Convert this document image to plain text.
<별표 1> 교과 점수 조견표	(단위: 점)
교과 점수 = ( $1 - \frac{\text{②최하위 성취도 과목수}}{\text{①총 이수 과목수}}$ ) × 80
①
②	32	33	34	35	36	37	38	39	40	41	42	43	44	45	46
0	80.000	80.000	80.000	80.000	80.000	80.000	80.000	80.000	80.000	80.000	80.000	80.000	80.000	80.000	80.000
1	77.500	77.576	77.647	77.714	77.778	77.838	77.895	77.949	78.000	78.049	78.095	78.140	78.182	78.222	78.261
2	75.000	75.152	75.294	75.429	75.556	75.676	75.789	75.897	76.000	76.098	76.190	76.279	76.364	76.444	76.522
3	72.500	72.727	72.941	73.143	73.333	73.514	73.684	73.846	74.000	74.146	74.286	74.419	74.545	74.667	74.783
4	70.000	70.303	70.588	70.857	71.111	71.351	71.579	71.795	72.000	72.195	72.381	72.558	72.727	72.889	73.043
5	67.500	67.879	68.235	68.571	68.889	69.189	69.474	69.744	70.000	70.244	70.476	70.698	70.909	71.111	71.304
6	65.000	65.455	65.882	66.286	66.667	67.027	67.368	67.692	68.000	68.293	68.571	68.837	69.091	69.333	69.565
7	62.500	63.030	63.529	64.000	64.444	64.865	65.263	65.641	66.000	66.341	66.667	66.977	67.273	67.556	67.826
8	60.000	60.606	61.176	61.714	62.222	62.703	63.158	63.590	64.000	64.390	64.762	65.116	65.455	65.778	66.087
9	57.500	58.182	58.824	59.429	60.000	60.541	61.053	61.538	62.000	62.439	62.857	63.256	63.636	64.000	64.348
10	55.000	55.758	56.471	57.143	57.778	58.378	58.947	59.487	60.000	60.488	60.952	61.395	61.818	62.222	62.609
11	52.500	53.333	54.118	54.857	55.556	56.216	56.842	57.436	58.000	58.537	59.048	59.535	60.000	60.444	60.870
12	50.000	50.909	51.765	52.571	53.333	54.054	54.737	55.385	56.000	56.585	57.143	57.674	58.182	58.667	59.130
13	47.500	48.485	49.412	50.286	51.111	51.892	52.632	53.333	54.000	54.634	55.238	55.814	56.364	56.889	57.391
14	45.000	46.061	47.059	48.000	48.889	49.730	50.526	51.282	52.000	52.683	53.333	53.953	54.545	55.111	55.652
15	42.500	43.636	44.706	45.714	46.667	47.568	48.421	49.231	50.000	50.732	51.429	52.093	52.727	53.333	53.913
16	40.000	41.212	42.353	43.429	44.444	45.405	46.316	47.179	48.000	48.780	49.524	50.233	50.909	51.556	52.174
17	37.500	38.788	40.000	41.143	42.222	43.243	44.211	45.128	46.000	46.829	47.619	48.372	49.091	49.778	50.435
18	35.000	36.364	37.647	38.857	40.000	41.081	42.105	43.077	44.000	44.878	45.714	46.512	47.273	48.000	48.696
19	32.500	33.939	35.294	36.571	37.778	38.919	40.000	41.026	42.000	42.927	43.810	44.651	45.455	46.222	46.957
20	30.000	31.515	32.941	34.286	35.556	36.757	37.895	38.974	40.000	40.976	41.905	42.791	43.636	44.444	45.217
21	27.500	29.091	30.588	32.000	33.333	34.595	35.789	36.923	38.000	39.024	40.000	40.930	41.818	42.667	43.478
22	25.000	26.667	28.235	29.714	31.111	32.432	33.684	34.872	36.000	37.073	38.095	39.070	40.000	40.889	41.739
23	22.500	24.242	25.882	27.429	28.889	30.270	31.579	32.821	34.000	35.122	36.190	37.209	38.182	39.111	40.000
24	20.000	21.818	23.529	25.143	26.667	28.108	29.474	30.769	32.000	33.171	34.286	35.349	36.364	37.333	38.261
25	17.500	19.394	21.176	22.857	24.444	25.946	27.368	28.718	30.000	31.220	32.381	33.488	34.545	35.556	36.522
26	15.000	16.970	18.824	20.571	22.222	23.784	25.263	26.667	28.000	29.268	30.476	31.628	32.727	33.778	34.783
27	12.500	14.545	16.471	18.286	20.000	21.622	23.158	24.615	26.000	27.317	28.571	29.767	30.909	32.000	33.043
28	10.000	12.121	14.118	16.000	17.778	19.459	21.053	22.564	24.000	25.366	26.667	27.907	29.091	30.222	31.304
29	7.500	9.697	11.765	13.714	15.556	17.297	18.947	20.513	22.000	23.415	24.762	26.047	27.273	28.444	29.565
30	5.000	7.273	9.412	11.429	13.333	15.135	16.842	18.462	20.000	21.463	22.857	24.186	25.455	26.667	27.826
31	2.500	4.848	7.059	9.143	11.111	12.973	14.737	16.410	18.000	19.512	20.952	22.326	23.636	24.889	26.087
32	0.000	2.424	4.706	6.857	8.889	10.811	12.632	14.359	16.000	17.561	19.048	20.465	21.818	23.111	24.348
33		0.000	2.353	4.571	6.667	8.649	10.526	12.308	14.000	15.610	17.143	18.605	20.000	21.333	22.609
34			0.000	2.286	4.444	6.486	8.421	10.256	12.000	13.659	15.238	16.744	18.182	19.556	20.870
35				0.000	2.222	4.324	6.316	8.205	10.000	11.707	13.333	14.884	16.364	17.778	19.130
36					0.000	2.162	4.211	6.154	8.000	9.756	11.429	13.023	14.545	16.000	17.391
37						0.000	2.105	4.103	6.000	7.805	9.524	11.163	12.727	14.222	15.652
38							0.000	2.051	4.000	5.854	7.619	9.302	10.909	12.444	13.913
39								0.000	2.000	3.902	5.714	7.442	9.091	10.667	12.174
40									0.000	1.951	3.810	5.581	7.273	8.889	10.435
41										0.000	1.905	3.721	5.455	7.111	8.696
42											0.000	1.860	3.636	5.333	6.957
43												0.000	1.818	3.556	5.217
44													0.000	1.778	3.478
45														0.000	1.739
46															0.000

→ Work to be completed
Which lines of the data include "text"? Copy each of them.

→ Exercise response
Convert this document image to plain text.
교과 점수 = ( $1 - \frac{\text{②최하위 성취도 과목수}}{\text{①총 이수 과목수}}$ ) × 80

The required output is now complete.